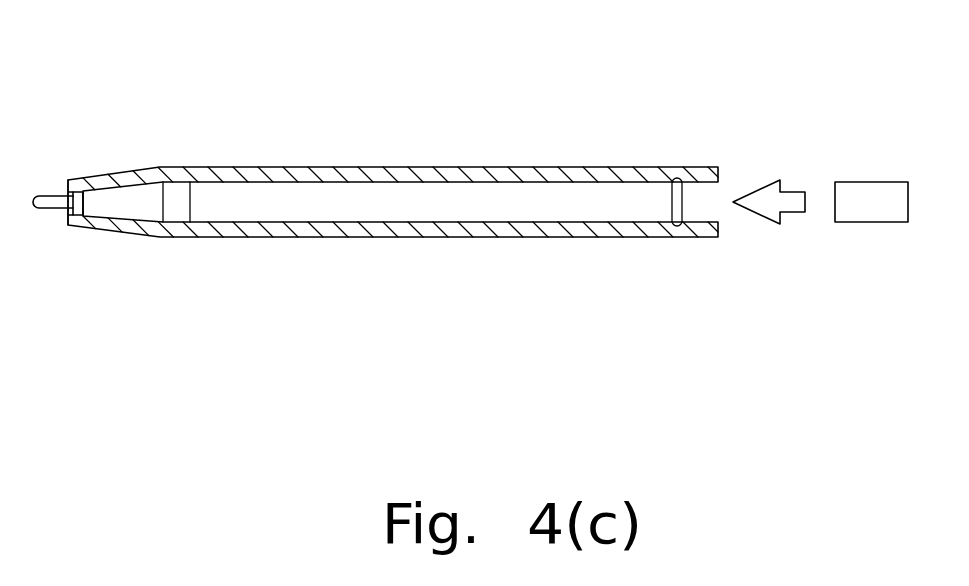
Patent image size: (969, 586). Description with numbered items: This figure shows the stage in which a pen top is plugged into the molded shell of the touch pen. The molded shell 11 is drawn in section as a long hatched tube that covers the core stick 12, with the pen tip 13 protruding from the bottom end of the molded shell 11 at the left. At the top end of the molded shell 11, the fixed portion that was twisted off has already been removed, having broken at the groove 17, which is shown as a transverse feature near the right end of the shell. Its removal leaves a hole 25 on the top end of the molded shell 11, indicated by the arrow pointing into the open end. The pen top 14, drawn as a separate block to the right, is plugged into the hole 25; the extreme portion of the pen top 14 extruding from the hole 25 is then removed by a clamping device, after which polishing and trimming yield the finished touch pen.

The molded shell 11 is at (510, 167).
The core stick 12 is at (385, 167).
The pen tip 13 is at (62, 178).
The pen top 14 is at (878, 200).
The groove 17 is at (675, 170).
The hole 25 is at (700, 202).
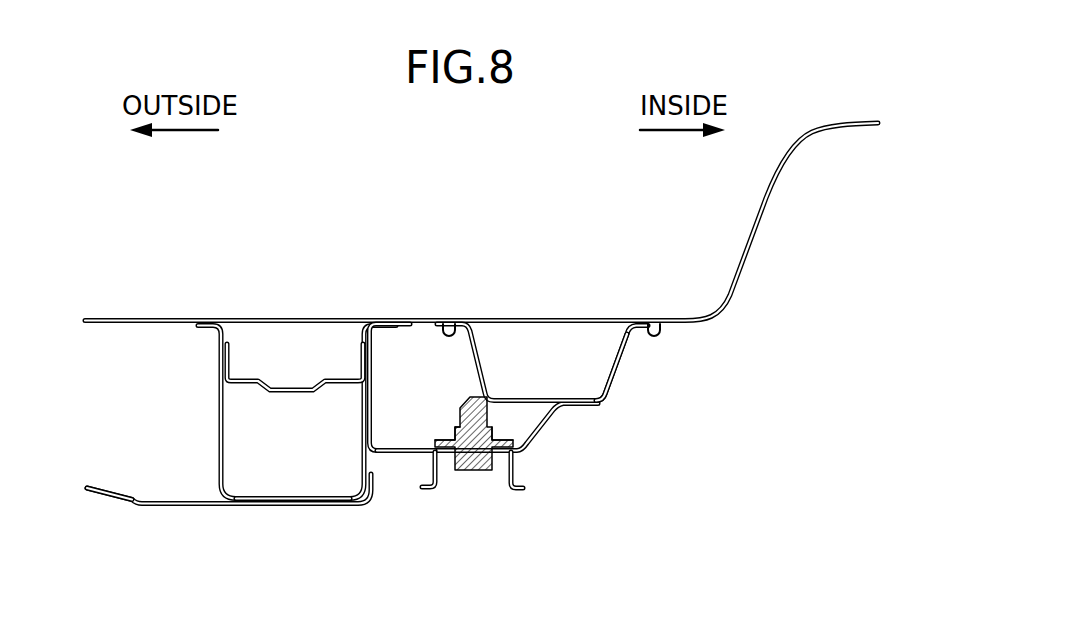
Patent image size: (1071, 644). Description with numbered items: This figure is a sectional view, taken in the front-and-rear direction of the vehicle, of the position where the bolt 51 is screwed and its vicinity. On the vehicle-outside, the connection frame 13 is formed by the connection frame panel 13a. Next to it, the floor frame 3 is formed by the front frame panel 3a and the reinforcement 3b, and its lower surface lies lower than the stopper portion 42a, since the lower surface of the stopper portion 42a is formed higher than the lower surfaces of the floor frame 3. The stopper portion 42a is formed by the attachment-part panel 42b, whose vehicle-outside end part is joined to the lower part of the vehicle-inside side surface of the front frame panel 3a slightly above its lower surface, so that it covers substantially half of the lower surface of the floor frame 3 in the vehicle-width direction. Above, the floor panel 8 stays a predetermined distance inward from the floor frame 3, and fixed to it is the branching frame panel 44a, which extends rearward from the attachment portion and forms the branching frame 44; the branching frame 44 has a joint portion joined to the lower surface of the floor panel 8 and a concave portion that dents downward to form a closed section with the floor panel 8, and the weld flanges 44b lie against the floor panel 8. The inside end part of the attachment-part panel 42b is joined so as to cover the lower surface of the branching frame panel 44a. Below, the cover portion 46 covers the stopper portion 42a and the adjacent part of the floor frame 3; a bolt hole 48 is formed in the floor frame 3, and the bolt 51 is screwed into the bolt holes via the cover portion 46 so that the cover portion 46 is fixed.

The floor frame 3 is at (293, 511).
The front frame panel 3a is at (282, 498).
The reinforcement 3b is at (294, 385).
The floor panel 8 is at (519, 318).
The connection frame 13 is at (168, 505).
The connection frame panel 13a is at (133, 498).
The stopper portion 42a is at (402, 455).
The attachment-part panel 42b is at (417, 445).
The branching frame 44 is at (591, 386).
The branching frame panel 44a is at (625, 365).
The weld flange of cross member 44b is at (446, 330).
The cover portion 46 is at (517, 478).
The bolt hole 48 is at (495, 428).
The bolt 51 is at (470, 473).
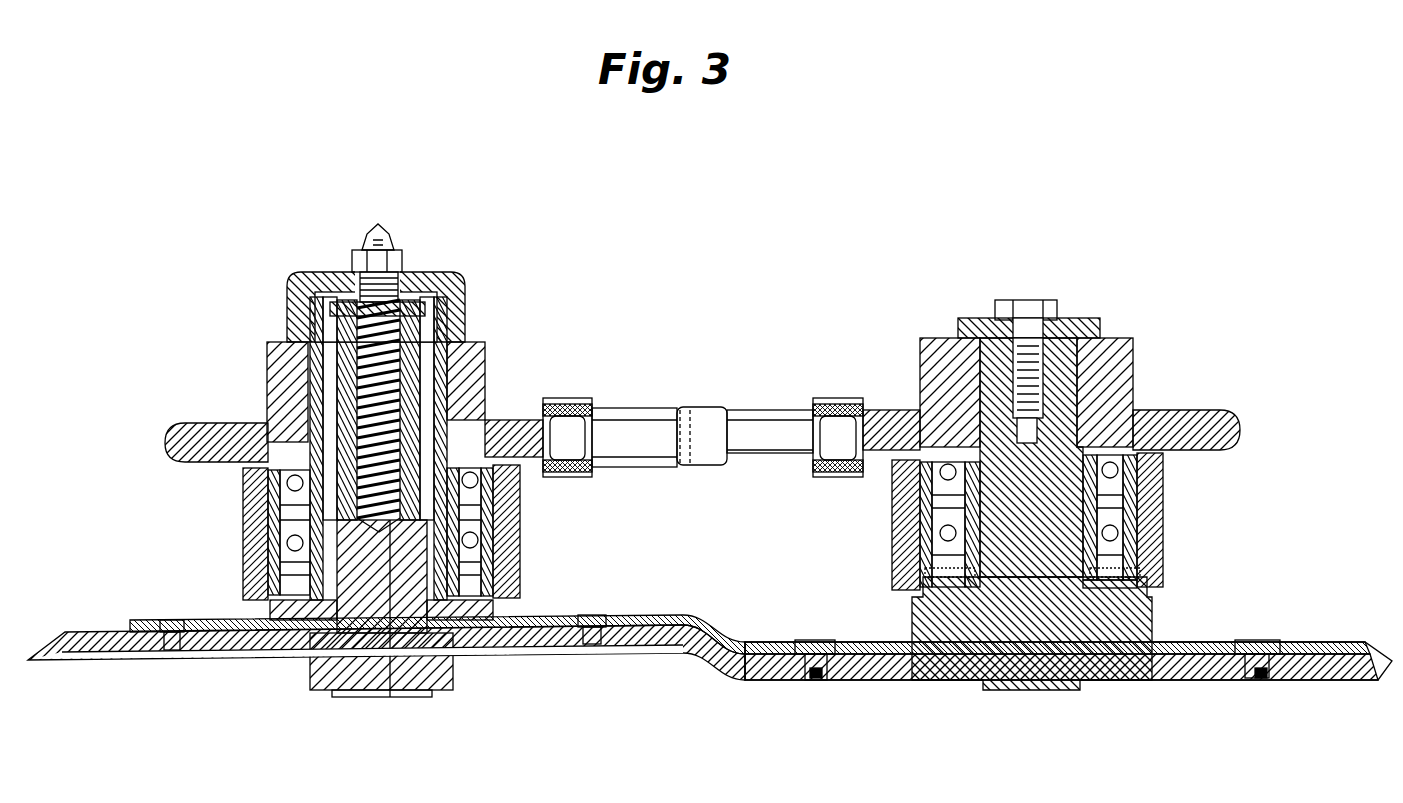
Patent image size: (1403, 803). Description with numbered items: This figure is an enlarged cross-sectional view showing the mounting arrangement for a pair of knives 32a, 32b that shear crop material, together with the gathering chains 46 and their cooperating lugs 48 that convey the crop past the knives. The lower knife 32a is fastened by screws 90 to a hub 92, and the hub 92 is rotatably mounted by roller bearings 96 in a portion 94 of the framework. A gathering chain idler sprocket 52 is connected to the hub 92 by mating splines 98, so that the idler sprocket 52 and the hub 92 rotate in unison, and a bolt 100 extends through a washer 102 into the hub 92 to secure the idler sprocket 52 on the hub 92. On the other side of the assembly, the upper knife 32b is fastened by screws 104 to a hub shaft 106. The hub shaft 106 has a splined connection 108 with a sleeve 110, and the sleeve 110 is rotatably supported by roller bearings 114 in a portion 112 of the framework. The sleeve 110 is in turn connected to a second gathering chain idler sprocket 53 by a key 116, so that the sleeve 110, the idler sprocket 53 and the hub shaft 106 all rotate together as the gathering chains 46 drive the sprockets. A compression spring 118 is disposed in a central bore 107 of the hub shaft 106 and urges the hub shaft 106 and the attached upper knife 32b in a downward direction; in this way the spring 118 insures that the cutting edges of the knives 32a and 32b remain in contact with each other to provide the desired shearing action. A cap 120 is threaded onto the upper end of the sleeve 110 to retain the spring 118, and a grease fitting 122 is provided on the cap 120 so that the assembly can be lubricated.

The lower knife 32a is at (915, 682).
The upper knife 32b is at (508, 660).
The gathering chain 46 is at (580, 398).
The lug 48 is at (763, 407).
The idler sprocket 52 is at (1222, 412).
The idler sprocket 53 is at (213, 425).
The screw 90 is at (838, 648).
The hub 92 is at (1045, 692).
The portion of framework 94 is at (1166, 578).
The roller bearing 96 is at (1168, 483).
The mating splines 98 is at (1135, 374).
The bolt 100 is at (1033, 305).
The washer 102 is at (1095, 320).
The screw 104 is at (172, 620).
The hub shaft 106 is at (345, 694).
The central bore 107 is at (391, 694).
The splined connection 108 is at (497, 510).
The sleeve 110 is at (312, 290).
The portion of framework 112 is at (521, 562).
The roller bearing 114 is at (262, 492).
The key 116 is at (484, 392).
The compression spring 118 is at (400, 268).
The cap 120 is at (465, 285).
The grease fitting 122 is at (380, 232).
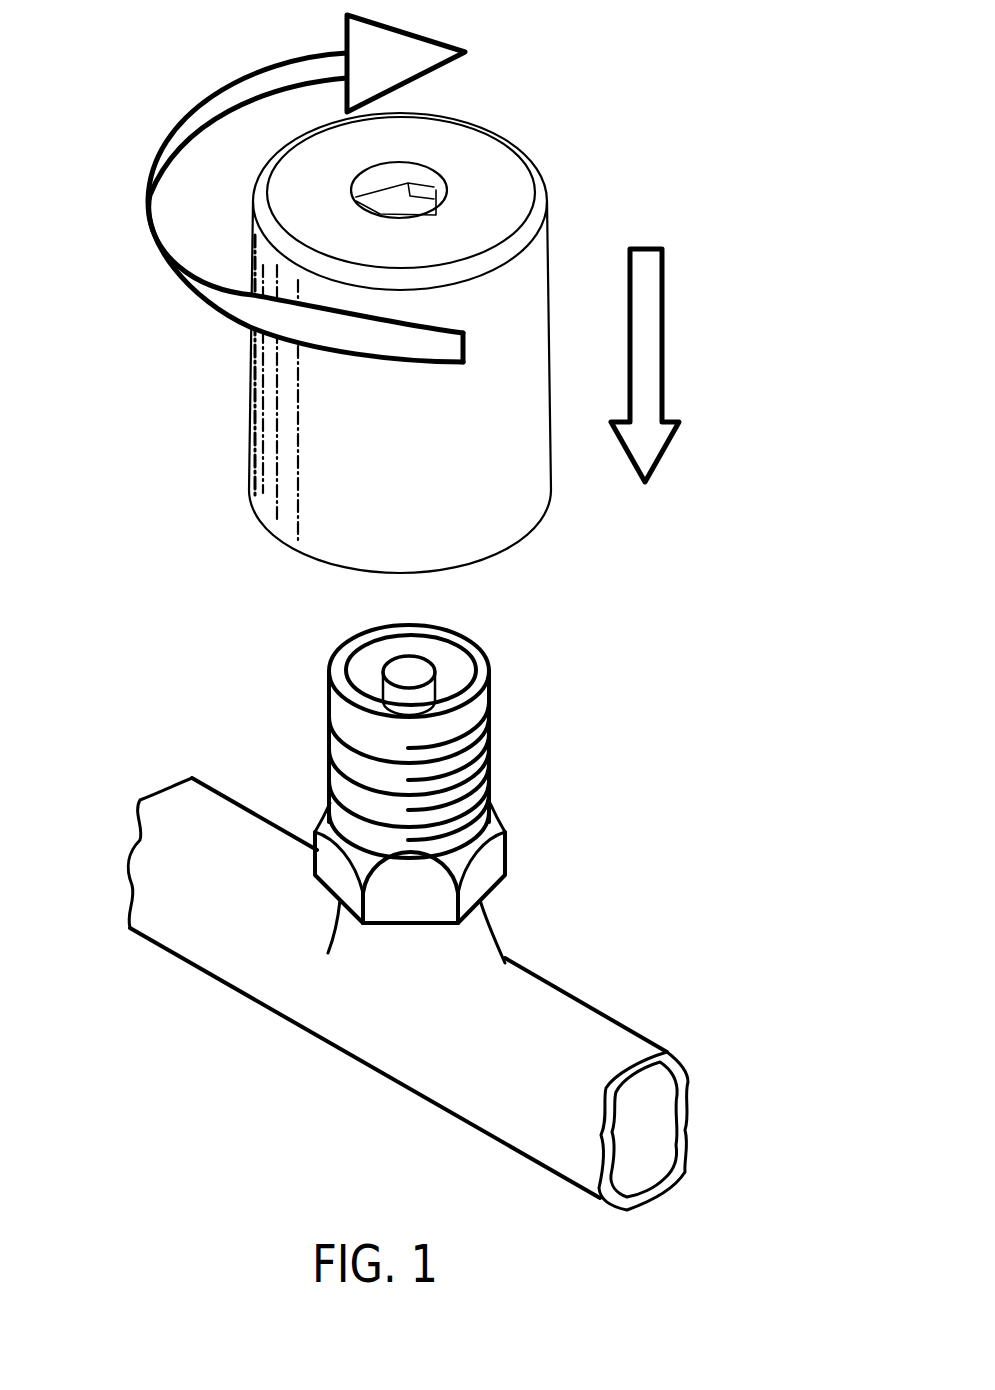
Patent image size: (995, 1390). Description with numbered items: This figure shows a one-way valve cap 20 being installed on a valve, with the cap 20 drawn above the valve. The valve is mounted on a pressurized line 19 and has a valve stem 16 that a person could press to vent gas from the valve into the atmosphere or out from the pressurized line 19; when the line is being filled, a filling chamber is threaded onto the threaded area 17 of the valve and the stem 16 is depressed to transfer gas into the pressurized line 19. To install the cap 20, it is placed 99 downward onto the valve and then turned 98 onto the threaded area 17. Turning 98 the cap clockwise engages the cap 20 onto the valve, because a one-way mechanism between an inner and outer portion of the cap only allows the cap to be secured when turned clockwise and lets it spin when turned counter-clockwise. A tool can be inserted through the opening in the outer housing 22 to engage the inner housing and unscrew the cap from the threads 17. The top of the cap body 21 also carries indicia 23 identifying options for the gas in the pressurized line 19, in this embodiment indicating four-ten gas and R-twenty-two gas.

▶ What this task involves: Retype the whole listing above word for word, with nothing changed. Leave the pictures out of your copy.

▶ Exercise result:
Patent image size: (969, 586). Description with numbered items: This figure shows the stage in which a pen top is plugged into the molded shell of the touch pen. The molded shell 11 is drawn in section as a long hatched tube that covers the core stick 12, with the pen tip 13 protruding from the bottom end of the molded shell 11 at the left. At the top end of the molded shell 11, the fixed portion that was twisted off has already been removed, having broken at the groove 17, which is shown as a transverse feature near the right end of the shell. Its removal leaves a hole 25 on the top end of the molded shell 11, indicated by the arrow pointing into the open end. The pen top 14, drawn as a separate block to the right, is plugged into the hole 25; the extreme portion of the pen top 14 extruding from the hole 25 is then removed by a clamping device, after which polishing and trimming yield the finished touch pen.

The molded shell 11 is at (510, 167).
The core stick 12 is at (385, 167).
The pen tip 13 is at (62, 178).
The pen top 14 is at (878, 200).
The groove 17 is at (675, 170).
The hole 25 is at (700, 202).
Patent image size: (1071, 644). Description with numbered items: This figure is a sectional view, taken in the front-and-rear direction of the vehicle, of the position where the bolt 51 is screwed and its vicinity. On the vehicle-outside, the connection frame 13 is formed by the connection frame panel 13a. Next to it, the floor frame 3 is formed by the front frame panel 3a and the reinforcement 3b, and its lower surface lies lower than the stopper portion 42a, since the lower surface of the stopper portion 42a is formed higher than the lower surfaces of the floor frame 3. The stopper portion 42a is formed by the attachment-part panel 42b, whose vehicle-outside end part is joined to the lower part of the vehicle-inside side surface of the front frame panel 3a slightly above its lower surface, so that it covers substantially half of the lower surface of the floor frame 3 in the vehicle-width direction. Above, the floor panel 8 stays a predetermined distance inward from the floor frame 3, and fixed to it is the branching frame panel 44a, which extends rearward from the attachment portion and forms the branching frame 44; the branching frame 44 has a joint portion joined to the lower surface of the floor panel 8 and a concave portion that dents downward to form a closed section with the floor panel 8, and the weld flanges 44b lie against the floor panel 8. The inside end part of the attachment-part panel 42b is joined so as to cover the lower surface of the branching frame panel 44a. Below, the cover portion 46 covers the stopper portion 42a and the adjacent part of the floor frame 3; a bolt hole 48 is formed in the floor frame 3, and the bolt 51 is screwed into the bolt holes via the cover portion 46 so that the cover portion 46 is fixed.

The floor frame 3 is at (293, 511).
The front frame panel 3a is at (282, 498).
The reinforcement 3b is at (294, 385).
The floor panel 8 is at (519, 318).
The connection frame 13 is at (168, 505).
The connection frame panel 13a is at (133, 498).
The stopper portion 42a is at (402, 455).
The attachment-part panel 42b is at (417, 445).
The branching frame 44 is at (591, 386).
The branching frame panel 44a is at (625, 365).
The weld flange of cross member 44b is at (446, 330).
The cover portion 46 is at (517, 478).
The bolt hole 48 is at (495, 428).
The bolt 51 is at (470, 473).
Patent image size: (1403, 803). Description with numbered items: This figure is an enlarged cross-sectional view showing the mounting arrangement for a pair of knives 32a, 32b that shear crop material, together with the gathering chains 46 and their cooperating lugs 48 that convey the crop past the knives. The lower knife 32a is fastened by screws 90 to a hub 92, and the hub 92 is rotatably mounted by roller bearings 96 in a portion 94 of the framework. A gathering chain idler sprocket 52 is connected to the hub 92 by mating splines 98, so that the idler sprocket 52 and the hub 92 rotate in unison, and a bolt 100 extends through a washer 102 into the hub 92 to secure the idler sprocket 52 on the hub 92. On the other side of the assembly, the upper knife 32b is fastened by screws 104 to a hub shaft 106. The hub shaft 106 has a splined connection 108 with a sleeve 110, and the sleeve 110 is rotatably supported by roller bearings 114 in a portion 112 of the framework. The sleeve 110 is in turn connected to a second gathering chain idler sprocket 53 by a key 116, so that the sleeve 110, the idler sprocket 53 and the hub shaft 106 all rotate together as the gathering chains 46 drive the sprockets. A compression spring 118 is disposed in a central bore 107 of the hub shaft 106 and urges the hub shaft 106 and the attached upper knife 32b in a downward direction; in this way the spring 118 insures that the cutting edges of the knives 32a and 32b remain in contact with each other to provide the desired shearing action. A cap 120 is threaded onto the upper end of the sleeve 110 to retain the spring 118, and a grease fitting 122 is provided on the cap 120 so that the assembly can be lubricated.

The lower knife 32a is at (915, 682).
The upper knife 32b is at (508, 660).
The gathering chain 46 is at (580, 398).
The lug 48 is at (763, 407).
The idler sprocket 52 is at (1222, 412).
The idler sprocket 53 is at (213, 425).
The screw 90 is at (838, 648).
The hub 92 is at (1045, 692).
The portion of framework 94 is at (1166, 578).
The roller bearing 96 is at (1168, 483).
The mating splines 98 is at (1135, 374).
The bolt 100 is at (1033, 305).
The washer 102 is at (1095, 320).
The screw 104 is at (172, 620).
The hub shaft 106 is at (345, 694).
The central bore 107 is at (391, 694).
The splined connection 108 is at (497, 510).
The sleeve 110 is at (312, 290).
The portion of framework 112 is at (521, 562).
The roller bearing 114 is at (262, 492).
The key 116 is at (484, 392).
The compression spring 118 is at (400, 268).
The cap 120 is at (465, 285).
The grease fitting 122 is at (380, 232).
Patent image size: (995, 1390). Description with numbered items: This figure shows a one-way valve cap 20 being installed on a valve, with the cap 20 drawn above the valve. The valve is mounted on a pressurized line 19 and has a valve stem 16 that a person could press to vent gas from the valve into the atmosphere or out from the pressurized line 19; when the line is being filled, a filling chamber is threaded onto the threaded area 17 of the valve and the stem 16 is depressed to transfer gas into the pressurized line 19. To install the cap 20, it is placed 99 downward onto the valve and then turned 98 onto the threaded area 17. Turning 98 the cap clockwise engages the cap 20 onto the valve, because a one-way mechanism between an inner and outer portion of the cap only allows the cap to be secured when turned clockwise and lets it spin when turned counter-clockwise. A tool can be inserted through the opening in the outer housing 22 to engage the inner housing and unscrew the cap from the threads 17. The top of the cap body 21 also carries indicia 23 identifying options for the gas in the pressurized line 19, in this embodiment indicating four-ten gas and R-twenty-two gas.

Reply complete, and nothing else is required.